::: Supplied material

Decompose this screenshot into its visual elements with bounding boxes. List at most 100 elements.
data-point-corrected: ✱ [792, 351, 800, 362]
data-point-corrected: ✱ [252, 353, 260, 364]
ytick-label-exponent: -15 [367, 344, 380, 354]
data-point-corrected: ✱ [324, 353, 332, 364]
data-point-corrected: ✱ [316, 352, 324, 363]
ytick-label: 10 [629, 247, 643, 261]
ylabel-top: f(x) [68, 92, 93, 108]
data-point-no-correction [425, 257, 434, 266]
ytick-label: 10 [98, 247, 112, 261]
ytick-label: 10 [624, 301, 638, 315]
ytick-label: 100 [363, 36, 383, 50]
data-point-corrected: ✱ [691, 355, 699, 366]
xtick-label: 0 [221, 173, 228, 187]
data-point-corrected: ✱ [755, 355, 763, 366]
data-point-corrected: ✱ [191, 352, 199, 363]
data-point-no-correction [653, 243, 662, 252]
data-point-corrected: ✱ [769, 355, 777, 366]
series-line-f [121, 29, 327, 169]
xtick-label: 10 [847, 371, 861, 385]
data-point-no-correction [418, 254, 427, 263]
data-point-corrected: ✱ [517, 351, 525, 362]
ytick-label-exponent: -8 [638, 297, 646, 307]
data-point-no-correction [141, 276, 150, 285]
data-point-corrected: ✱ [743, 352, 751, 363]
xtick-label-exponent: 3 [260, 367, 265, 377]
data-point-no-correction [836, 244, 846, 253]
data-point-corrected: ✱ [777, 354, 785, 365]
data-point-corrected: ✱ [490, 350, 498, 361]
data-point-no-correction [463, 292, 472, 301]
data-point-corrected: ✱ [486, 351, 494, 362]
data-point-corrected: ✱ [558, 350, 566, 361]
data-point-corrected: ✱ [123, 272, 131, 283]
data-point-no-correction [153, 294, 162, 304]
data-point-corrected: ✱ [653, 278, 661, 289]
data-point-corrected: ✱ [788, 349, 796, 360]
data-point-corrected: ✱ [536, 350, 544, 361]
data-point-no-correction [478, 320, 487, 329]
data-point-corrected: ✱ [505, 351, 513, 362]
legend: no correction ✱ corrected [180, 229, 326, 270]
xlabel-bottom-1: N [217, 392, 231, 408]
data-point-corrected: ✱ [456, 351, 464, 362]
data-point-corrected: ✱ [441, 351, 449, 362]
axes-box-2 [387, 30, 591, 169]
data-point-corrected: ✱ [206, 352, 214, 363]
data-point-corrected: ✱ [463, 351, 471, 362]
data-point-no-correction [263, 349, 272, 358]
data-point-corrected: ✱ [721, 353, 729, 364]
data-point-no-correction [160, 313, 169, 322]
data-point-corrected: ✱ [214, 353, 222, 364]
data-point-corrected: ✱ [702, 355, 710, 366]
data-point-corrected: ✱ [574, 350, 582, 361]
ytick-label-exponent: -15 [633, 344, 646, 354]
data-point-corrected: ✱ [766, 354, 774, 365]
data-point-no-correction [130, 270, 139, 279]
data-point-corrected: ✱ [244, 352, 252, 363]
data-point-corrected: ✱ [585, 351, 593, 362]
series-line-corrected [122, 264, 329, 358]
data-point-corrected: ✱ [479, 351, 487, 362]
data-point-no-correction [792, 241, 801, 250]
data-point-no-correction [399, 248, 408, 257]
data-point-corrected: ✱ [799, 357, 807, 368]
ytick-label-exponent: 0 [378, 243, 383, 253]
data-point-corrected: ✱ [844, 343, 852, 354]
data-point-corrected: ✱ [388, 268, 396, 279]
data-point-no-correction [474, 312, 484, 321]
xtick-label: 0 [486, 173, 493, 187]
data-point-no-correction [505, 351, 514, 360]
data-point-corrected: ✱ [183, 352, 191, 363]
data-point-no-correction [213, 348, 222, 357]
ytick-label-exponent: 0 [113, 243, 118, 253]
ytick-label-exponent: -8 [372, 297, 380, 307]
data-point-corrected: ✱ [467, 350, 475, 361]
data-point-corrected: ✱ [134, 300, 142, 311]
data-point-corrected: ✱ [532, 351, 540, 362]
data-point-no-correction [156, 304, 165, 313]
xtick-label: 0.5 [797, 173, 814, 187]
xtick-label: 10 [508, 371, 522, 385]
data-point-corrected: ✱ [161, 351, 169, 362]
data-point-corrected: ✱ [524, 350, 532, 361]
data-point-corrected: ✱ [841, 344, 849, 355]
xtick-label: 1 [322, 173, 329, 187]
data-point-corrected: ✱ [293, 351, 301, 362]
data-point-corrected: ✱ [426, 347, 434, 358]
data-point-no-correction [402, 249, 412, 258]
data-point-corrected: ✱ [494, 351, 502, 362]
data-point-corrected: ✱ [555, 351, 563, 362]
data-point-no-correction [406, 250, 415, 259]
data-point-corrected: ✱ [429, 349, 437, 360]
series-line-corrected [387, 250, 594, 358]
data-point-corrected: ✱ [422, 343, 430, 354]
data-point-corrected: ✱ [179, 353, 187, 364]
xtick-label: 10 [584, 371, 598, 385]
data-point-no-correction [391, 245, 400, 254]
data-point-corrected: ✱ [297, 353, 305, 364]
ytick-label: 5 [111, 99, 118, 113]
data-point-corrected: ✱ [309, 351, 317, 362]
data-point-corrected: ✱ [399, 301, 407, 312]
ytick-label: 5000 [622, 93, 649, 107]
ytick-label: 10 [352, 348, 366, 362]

::::::

Exercise brief :: Reproduce the entries verbatim, from the first line through the line containing "ytick-label: 10 [98, 247, 112, 261]", both included, and nothing beyond that line.

Exercise output ::
Decompose this screenshot into its visual elements with bounding boxes. List at most 100 elements.
data-point-corrected: ✱ [792, 351, 800, 362]
data-point-corrected: ✱ [252, 353, 260, 364]
ytick-label-exponent: -15 [367, 344, 380, 354]
data-point-corrected: ✱ [324, 353, 332, 364]
data-point-corrected: ✱ [316, 352, 324, 363]
ytick-label: 10 [629, 247, 643, 261]
ylabel-top: f(x) [68, 92, 93, 108]
data-point-no-correction [425, 257, 434, 266]
ytick-label: 10 [98, 247, 112, 261]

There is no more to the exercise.